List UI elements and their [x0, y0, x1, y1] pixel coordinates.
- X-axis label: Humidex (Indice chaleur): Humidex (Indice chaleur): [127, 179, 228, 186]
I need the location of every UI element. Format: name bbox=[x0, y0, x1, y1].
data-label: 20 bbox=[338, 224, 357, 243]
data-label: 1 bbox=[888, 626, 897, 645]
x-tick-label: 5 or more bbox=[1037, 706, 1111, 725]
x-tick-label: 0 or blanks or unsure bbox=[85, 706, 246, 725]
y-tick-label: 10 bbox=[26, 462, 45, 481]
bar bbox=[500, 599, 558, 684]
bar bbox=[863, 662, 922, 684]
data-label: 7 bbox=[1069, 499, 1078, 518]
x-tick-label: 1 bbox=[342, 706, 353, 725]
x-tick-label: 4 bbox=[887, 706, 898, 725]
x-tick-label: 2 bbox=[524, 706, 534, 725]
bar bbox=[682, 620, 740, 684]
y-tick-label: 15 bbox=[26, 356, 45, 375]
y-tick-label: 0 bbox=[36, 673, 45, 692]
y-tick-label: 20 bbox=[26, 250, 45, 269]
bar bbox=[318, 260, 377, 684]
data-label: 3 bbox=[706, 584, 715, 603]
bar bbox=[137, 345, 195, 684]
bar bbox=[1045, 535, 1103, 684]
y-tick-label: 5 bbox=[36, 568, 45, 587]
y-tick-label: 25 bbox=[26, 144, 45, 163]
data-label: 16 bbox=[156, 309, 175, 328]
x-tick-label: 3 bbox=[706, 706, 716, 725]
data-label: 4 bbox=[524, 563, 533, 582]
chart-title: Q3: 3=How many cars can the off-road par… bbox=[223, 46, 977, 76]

+ + + + + + +

Goal:
Reformat every line of the listing above as a numbered list, skipping any blank lines.

Task solution:
1. List UI elements and their [x0, y0, x1, y1] pixel coordinates.
2. - X-axis label: Humidex (Indice chaleur): Humidex (Indice chaleur): [127, 179, 228, 186]
3. I need the location of every UI element. Format: name bbox=[x0, y0, x1, y1].
4. data-label: 20 bbox=[338, 224, 357, 243]
5. data-label: 1 bbox=[888, 626, 897, 645]
6. x-tick-label: 5 or more bbox=[1037, 706, 1111, 725]
7. x-tick-label: 0 or blanks or unsure bbox=[85, 706, 246, 725]
8. y-tick-label: 10 bbox=[26, 462, 45, 481]
9. bar bbox=[500, 599, 558, 684]
10. bar bbox=[863, 662, 922, 684]
11. data-label: 7 bbox=[1069, 499, 1078, 518]
12. x-tick-label: 1 bbox=[342, 706, 353, 725]
13. x-tick-label: 4 bbox=[887, 706, 898, 725]
14. x-tick-label: 2 bbox=[524, 706, 534, 725]
15. bar bbox=[682, 620, 740, 684]
16. y-tick-label: 15 bbox=[26, 356, 45, 375]
17. y-tick-label: 0 bbox=[36, 673, 45, 692]
18. y-tick-label: 20 bbox=[26, 250, 45, 269]
19. bar bbox=[318, 260, 377, 684]
20. data-label: 3 bbox=[706, 584, 715, 603]
21. bar bbox=[137, 345, 195, 684]
22. bar bbox=[1045, 535, 1103, 684]
23. y-tick-label: 5 bbox=[36, 568, 45, 587]
24. y-tick-label: 25 bbox=[26, 144, 45, 163]
25. data-label: 16 bbox=[156, 309, 175, 328]
26. x-tick-label: 3 bbox=[706, 706, 716, 725]
27. data-label: 4 bbox=[524, 563, 533, 582]
28. chart-title: Q3: 3=How many cars can the off-road par… bbox=[223, 46, 977, 76]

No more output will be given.